# [Task to carry out]
Read the records below and copy each line that contains "الأرثوذكسية".

====== Material to process ======

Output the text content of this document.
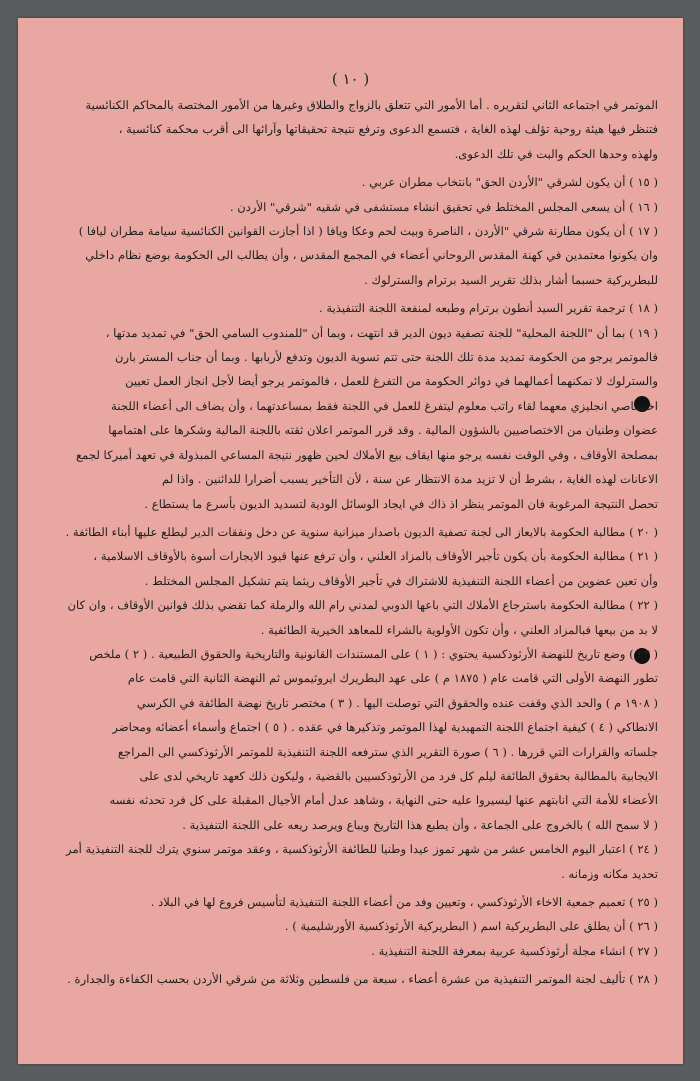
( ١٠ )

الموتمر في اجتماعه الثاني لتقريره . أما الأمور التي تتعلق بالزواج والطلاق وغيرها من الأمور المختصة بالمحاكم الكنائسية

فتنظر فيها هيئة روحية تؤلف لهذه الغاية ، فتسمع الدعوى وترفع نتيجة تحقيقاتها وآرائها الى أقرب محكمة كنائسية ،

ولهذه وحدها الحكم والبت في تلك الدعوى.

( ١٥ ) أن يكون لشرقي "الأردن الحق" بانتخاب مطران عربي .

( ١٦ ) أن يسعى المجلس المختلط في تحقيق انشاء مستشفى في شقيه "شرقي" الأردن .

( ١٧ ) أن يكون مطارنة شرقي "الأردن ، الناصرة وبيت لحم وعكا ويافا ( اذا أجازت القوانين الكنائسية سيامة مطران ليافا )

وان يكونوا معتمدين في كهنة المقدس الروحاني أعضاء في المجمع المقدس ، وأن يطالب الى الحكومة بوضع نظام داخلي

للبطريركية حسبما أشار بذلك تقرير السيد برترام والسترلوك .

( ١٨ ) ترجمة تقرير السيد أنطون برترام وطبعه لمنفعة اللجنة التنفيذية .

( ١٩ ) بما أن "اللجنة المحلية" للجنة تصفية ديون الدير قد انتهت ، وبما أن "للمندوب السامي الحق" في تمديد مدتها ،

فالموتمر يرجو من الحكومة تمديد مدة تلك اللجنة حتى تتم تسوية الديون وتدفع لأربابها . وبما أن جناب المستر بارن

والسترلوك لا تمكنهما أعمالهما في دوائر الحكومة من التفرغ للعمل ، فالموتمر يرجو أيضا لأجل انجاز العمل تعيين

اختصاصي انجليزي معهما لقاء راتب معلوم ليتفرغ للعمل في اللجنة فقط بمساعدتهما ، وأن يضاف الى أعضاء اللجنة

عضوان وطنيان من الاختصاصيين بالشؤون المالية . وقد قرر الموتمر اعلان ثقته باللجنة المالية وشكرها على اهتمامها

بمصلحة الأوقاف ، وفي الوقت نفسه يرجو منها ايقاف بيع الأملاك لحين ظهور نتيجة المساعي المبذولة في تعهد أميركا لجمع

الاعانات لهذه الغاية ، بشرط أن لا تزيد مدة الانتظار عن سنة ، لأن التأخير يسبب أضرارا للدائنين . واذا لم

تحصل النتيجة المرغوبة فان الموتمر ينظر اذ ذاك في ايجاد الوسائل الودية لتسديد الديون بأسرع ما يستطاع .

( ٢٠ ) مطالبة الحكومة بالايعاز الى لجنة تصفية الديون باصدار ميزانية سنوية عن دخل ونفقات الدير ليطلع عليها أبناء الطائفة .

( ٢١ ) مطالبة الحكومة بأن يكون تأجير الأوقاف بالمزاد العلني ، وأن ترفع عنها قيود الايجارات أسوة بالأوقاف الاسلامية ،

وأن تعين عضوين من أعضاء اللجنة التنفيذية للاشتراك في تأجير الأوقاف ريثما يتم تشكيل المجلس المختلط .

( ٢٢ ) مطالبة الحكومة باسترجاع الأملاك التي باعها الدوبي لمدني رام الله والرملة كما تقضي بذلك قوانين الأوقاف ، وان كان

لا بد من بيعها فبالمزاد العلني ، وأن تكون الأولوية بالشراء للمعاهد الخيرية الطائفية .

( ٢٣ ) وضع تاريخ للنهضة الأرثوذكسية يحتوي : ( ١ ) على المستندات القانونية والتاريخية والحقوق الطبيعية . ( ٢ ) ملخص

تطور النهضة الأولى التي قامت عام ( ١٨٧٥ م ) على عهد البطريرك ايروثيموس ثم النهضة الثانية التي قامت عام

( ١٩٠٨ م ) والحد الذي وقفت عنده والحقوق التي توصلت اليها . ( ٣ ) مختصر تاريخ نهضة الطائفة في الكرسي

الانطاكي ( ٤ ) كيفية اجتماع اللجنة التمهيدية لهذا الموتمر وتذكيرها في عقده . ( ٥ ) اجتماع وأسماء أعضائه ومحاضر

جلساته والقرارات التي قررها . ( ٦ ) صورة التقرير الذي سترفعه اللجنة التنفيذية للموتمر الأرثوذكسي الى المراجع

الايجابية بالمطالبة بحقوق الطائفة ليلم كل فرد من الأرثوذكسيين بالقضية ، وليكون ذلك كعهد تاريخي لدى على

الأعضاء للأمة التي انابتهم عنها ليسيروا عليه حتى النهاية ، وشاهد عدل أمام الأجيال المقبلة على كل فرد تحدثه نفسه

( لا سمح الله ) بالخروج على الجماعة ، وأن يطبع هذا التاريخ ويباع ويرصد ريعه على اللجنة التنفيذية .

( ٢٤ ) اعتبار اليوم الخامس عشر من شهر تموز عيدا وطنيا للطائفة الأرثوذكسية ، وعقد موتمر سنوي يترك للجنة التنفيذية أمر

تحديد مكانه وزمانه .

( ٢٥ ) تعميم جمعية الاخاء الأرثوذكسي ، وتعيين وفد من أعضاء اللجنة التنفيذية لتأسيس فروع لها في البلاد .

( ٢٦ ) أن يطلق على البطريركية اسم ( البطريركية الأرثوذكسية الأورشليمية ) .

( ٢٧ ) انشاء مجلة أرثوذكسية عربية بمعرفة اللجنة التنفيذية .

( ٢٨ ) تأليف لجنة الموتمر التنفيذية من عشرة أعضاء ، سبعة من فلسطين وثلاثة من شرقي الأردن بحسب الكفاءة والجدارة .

======
====== Material to process ======

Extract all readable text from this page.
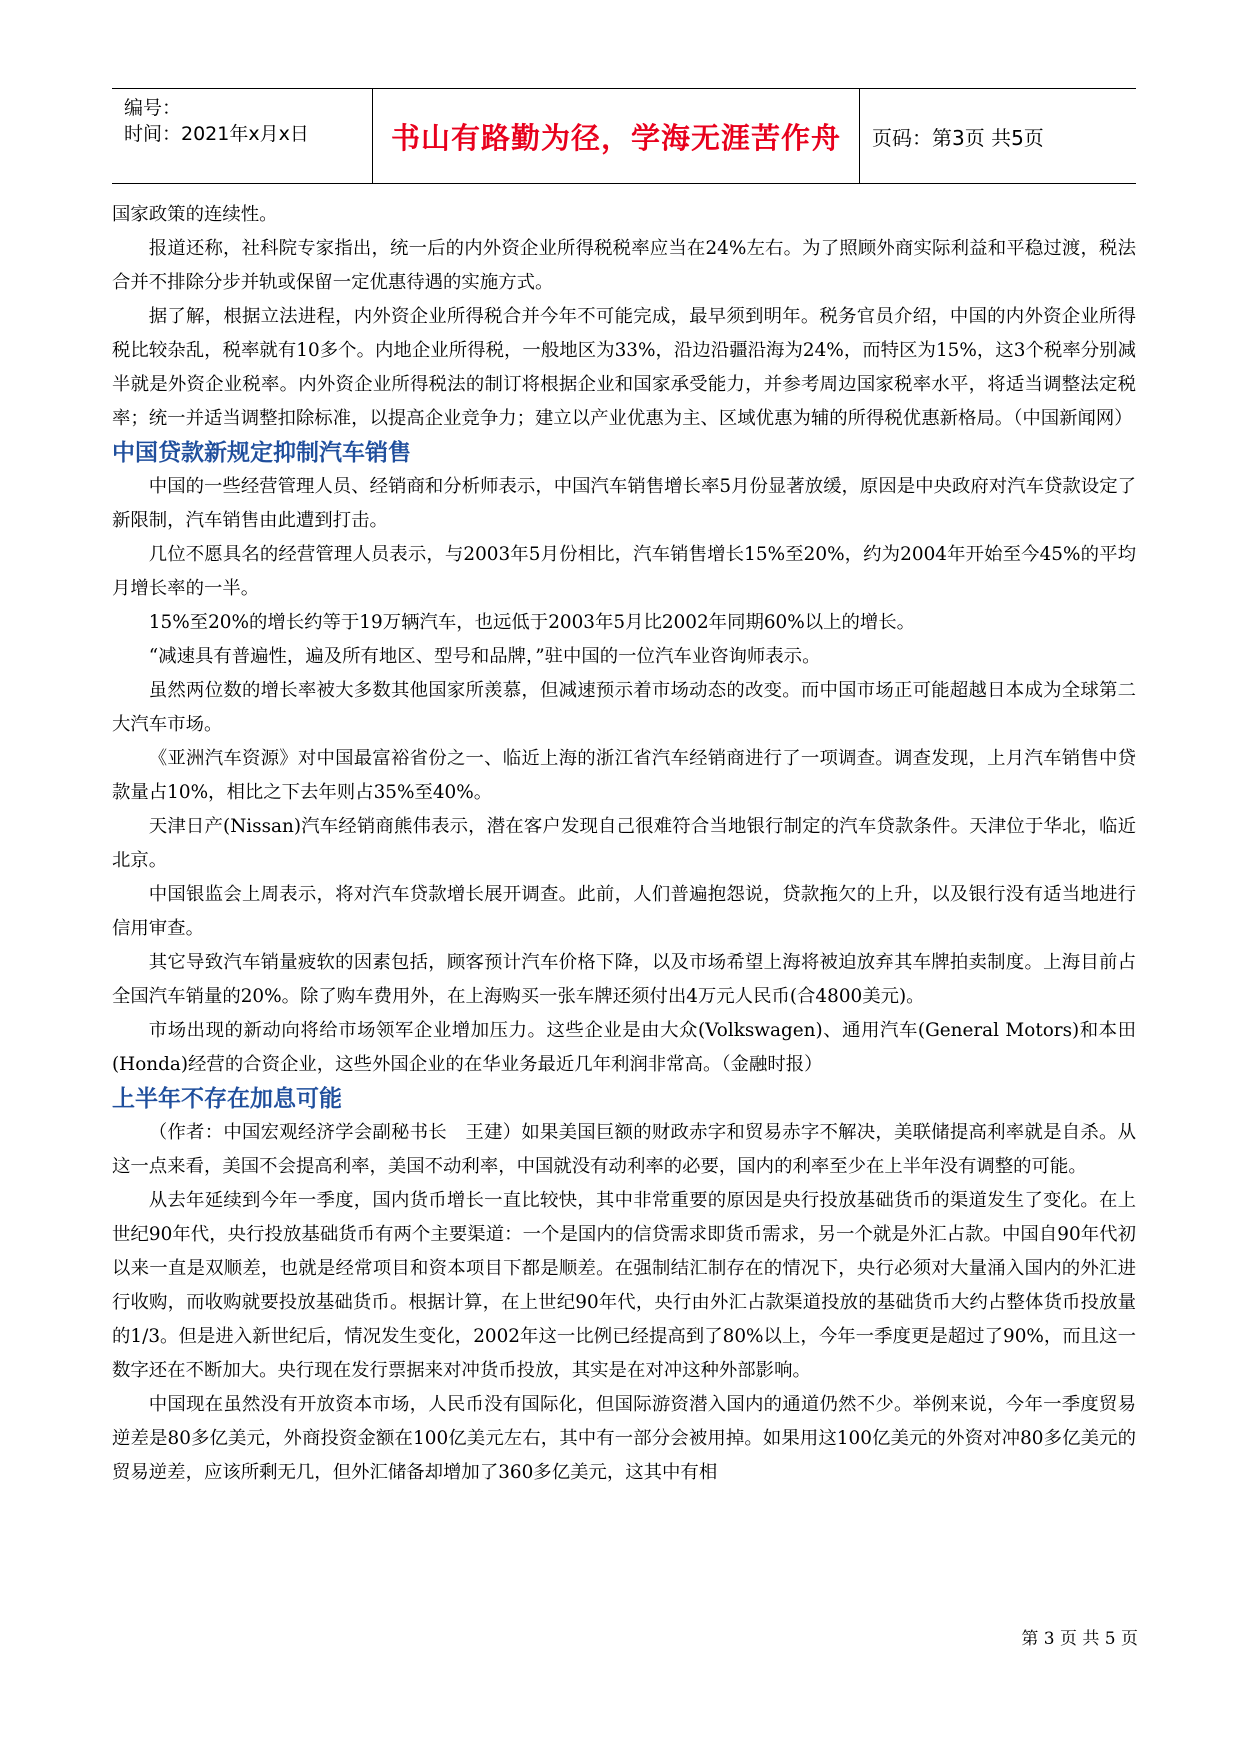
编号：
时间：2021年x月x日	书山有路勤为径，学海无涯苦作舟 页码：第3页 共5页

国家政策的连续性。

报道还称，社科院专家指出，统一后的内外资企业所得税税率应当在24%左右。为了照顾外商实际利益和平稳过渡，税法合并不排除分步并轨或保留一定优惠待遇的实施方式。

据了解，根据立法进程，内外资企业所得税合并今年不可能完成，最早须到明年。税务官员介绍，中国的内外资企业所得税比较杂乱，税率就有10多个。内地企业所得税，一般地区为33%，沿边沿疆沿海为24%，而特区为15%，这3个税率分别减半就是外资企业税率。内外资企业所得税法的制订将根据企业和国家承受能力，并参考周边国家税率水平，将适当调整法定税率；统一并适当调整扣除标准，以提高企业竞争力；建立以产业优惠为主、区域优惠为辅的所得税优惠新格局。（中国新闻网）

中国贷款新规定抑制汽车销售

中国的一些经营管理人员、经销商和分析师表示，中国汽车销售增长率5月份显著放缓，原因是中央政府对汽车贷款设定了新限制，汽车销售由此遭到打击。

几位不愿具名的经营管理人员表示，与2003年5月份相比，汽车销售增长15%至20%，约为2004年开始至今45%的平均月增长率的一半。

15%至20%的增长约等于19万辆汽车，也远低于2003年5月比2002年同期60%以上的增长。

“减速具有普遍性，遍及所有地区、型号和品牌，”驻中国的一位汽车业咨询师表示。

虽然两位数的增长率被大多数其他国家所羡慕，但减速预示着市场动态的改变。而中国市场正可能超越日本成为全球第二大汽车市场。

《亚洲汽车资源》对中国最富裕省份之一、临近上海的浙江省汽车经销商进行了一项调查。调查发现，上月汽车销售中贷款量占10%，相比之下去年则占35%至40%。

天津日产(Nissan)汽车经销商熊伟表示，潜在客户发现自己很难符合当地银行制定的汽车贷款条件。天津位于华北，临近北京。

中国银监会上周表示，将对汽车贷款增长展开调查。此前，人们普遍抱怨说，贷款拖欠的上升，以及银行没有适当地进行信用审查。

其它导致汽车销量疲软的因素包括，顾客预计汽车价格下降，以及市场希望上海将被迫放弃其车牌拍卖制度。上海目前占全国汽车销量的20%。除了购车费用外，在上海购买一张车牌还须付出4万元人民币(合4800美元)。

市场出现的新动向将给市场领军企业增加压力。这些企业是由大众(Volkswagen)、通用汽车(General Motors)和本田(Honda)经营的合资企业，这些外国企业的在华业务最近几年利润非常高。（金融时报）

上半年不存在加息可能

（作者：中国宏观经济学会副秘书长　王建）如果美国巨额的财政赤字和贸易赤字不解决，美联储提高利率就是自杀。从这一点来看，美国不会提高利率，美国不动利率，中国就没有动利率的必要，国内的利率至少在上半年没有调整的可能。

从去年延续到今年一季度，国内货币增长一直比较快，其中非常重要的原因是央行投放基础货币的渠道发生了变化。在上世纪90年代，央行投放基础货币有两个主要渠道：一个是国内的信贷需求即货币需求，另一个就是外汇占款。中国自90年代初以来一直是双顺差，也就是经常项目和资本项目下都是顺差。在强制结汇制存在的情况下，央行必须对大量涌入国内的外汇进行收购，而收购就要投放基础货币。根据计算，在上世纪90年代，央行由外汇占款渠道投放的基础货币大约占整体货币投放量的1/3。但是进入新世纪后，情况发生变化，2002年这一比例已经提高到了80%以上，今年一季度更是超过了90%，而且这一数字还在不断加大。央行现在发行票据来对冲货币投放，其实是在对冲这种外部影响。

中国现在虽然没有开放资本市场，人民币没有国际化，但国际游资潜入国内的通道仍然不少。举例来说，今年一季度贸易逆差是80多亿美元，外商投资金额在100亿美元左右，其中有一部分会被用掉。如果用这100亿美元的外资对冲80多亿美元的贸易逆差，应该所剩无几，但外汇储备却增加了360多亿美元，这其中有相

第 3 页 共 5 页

======
====== Material to process ======

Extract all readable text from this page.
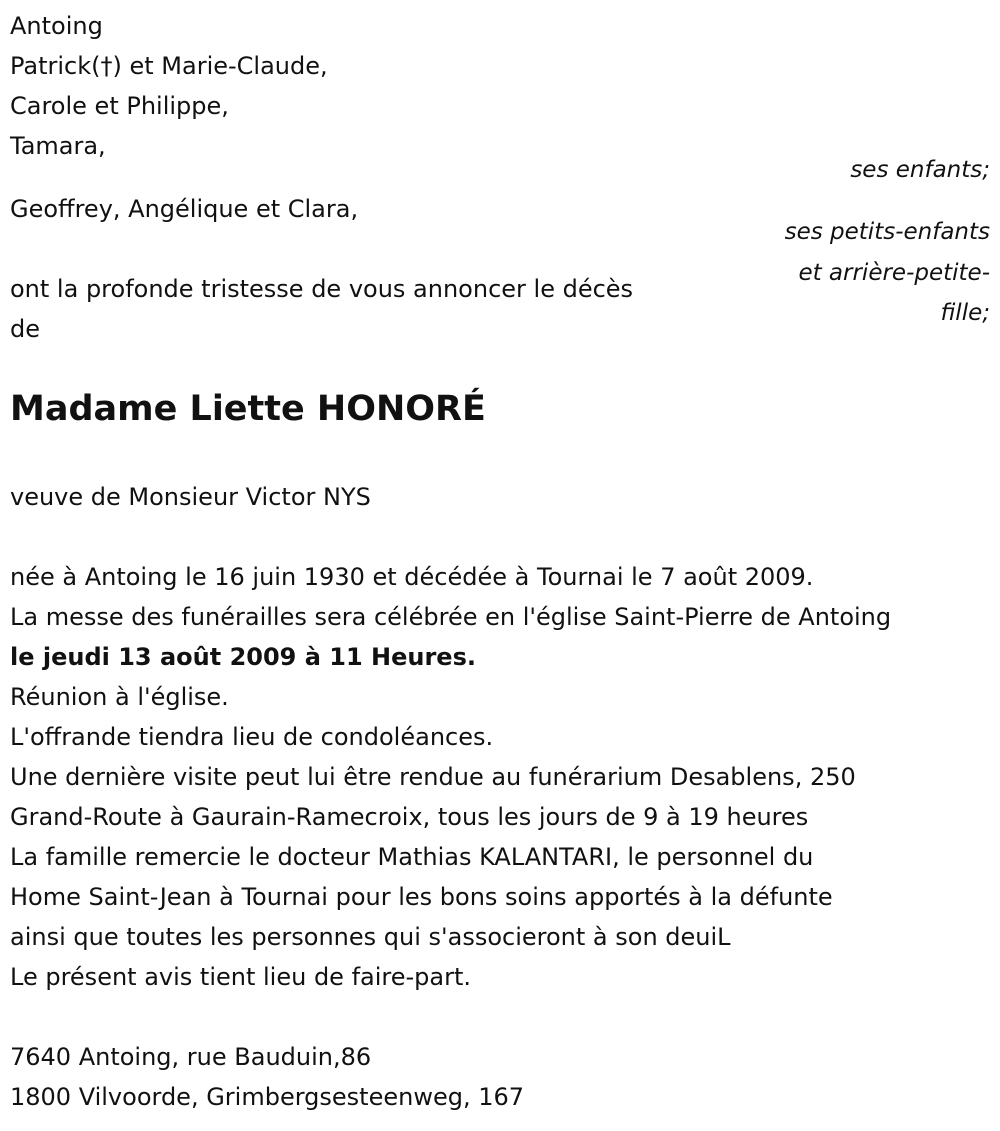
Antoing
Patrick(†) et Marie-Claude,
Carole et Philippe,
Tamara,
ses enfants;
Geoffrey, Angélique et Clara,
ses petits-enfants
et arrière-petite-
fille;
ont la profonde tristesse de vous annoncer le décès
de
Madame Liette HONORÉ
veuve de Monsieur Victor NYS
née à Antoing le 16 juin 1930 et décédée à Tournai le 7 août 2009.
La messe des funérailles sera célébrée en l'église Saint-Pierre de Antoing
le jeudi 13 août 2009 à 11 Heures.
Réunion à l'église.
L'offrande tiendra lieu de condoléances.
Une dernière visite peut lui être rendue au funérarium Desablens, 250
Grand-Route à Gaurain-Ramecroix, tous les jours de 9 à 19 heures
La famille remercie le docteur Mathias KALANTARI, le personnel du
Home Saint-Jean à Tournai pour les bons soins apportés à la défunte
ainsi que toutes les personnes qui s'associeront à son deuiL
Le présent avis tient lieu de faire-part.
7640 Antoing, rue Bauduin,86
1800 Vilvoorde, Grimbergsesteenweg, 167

======

# [Response below]
( ٢٣ ) وضع تاريخ للنهضة الأرثوذكسية يحتوي : ( ١ ) على المستندات القانونية والتاريخية والحقوق الطبيعية . ( ٢ ) ملخص
( ٢٤ ) اعتبار اليوم الخامس عشر من شهر تموز عيدا وطنيا للطائفة الأرثوذكسية ، وعقد موتمر سنوي يترك للجنة التنفيذية أمر
( ٢٦ ) أن يطلق على البطريركية اسم ( البطريركية الأرثوذكسية الأورشليمية ) .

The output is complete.